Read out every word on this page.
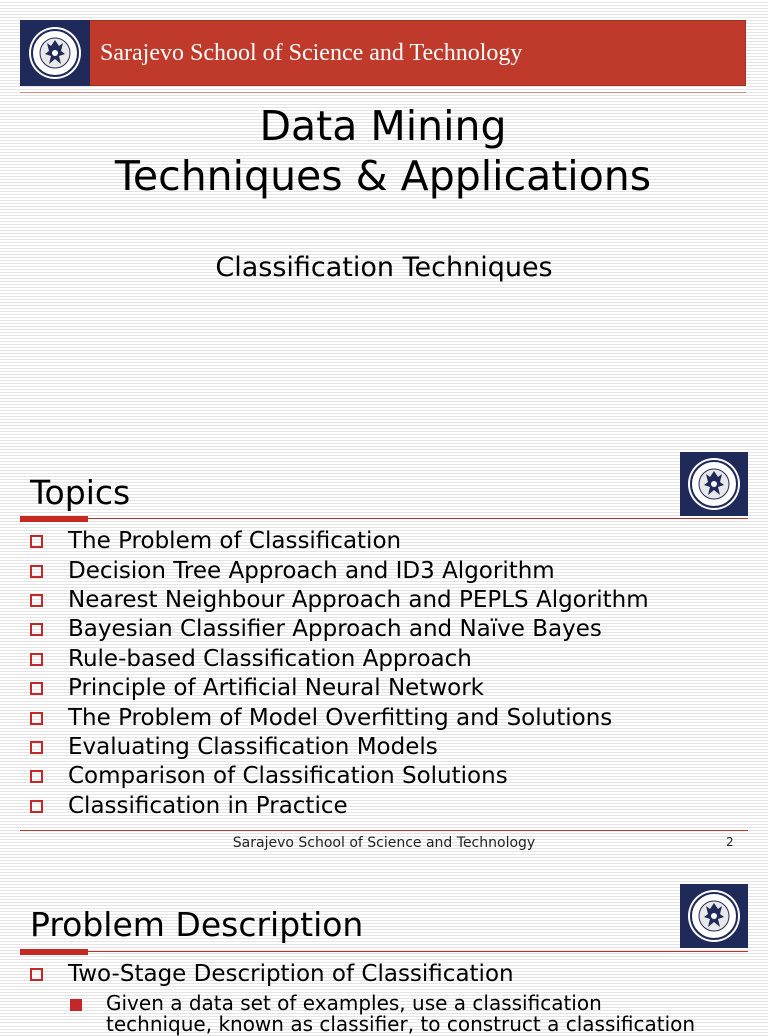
Sarajevo School of Science and Technology
Data Mining
Techniques & Applications
Classification Techniques
Topics
The Problem of Classification
Decision Tree Approach and ID3 Algorithm
Nearest Neighbour Approach and PEPLS Algorithm
Bayesian Classifier Approach and Naïve Bayes
Rule-based Classification Approach
Principle of Artificial Neural Network
The Problem of Model Overfitting and Solutions
Evaluating Classification Models
Comparison of Classification Solutions
Classification in Practice
Sarajevo School of Science and Technology	2
Problem Description
Two-Stage Description of Classification
Given a data set of examples, use a classification
technique, known as classifier, to construct a classification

────────

(Brief) Go back to the records above and write them out exactly, without the pictures.

(Correct answer)
Read out every word on this page.
Sarajevo School of Science and Technology
Data Mining
Techniques & Applications
Classification Techniques
Topics
The Problem of Classification
Decision Tree Approach and ID3 Algorithm
Nearest Neighbour Approach and PEPLS Algorithm
Bayesian Classifier Approach and Naïve Bayes
Rule-based Classification Approach
Principle of Artificial Neural Network
The Problem of Model Overfitting and Solutions
Evaluating Classification Models
Comparison of Classification Solutions
Classification in Practice
Sarajevo School of Science and Technology	2
Problem Description
Two-Stage Description of Classification
Given a data set of examples, use a classification
technique, known as classifier, to construct a classification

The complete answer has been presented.